═══ MATERIAL

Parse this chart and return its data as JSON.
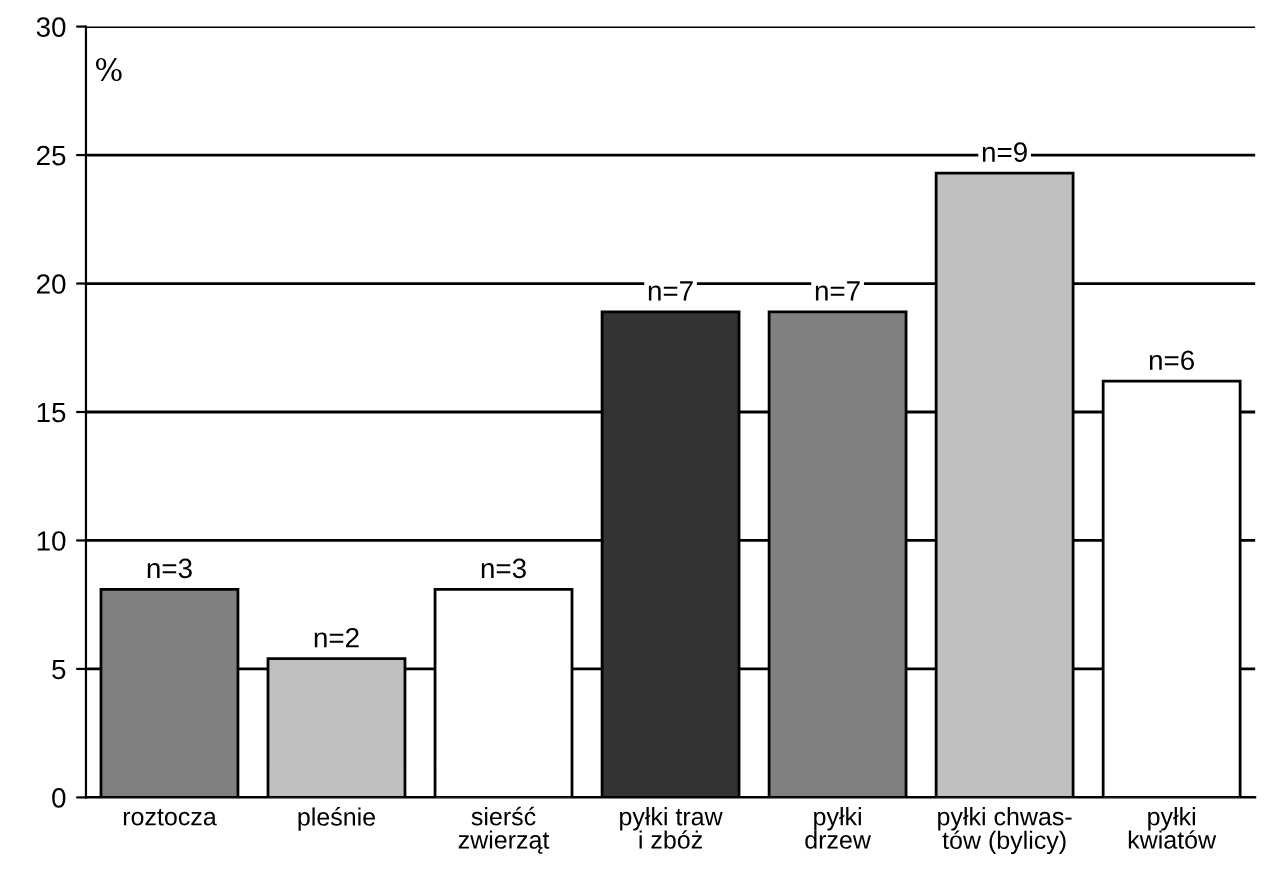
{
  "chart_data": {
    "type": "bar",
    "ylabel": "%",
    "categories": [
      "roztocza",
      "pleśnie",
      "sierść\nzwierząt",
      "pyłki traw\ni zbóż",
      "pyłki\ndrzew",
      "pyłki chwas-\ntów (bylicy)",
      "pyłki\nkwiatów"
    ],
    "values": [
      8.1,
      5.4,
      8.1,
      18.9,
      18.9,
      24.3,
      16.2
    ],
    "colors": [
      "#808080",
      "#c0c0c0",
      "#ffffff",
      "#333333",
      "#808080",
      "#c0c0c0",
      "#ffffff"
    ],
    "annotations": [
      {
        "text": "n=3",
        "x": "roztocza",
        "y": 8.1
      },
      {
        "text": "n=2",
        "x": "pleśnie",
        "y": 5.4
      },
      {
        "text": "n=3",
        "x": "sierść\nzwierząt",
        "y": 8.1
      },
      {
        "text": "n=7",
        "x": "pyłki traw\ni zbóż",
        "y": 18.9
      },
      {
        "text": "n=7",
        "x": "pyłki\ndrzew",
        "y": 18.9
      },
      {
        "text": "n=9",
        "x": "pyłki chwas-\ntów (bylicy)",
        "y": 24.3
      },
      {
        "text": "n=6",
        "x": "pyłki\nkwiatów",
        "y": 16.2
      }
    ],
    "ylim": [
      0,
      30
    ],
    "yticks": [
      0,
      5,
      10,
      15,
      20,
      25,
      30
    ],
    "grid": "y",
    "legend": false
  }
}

══════

### TASK INSTRUCTIONS
Reproduce the material above verbatim; omit every picture.

### SOLVED PROBLEM
Parse this chart and return its data as JSON.
{
  "chart_data": {
    "type": "bar",
    "ylabel": "%",
    "categories": [
      "roztocza",
      "pleśnie",
      "sierść\nzwierząt",
      "pyłki traw\ni zbóż",
      "pyłki\ndrzew",
      "pyłki chwas-\ntów (bylicy)",
      "pyłki\nkwiatów"
    ],
    "values": [
      8.1,
      5.4,
      8.1,
      18.9,
      18.9,
      24.3,
      16.2
    ],
    "colors": [
      "#808080",
      "#c0c0c0",
      "#ffffff",
      "#333333",
      "#808080",
      "#c0c0c0",
      "#ffffff"
    ],
    "annotations": [
      {
        "text": "n=3",
        "x": "roztocza",
        "y": 8.1
      },
      {
        "text": "n=2",
        "x": "pleśnie",
        "y": 5.4
      },
      {
        "text": "n=3",
        "x": "sierść\nzwierząt",
        "y": 8.1
      },
      {
        "text": "n=7",
        "x": "pyłki traw\ni zbóż",
        "y": 18.9
      },
      {
        "text": "n=7",
        "x": "pyłki\ndrzew",
        "y": 18.9
      },
      {
        "text": "n=9",
        "x": "pyłki chwas-\ntów (bylicy)",
        "y": 24.3
      },
      {
        "text": "n=6",
        "x": "pyłki\nkwiatów",
        "y": 16.2
      }
    ],
    "ylim": [
      0,
      30
    ],
    "yticks": [
      0,
      5,
      10,
      15,
      20,
      25,
      30
    ],
    "grid": "y",
    "legend": false
  }
}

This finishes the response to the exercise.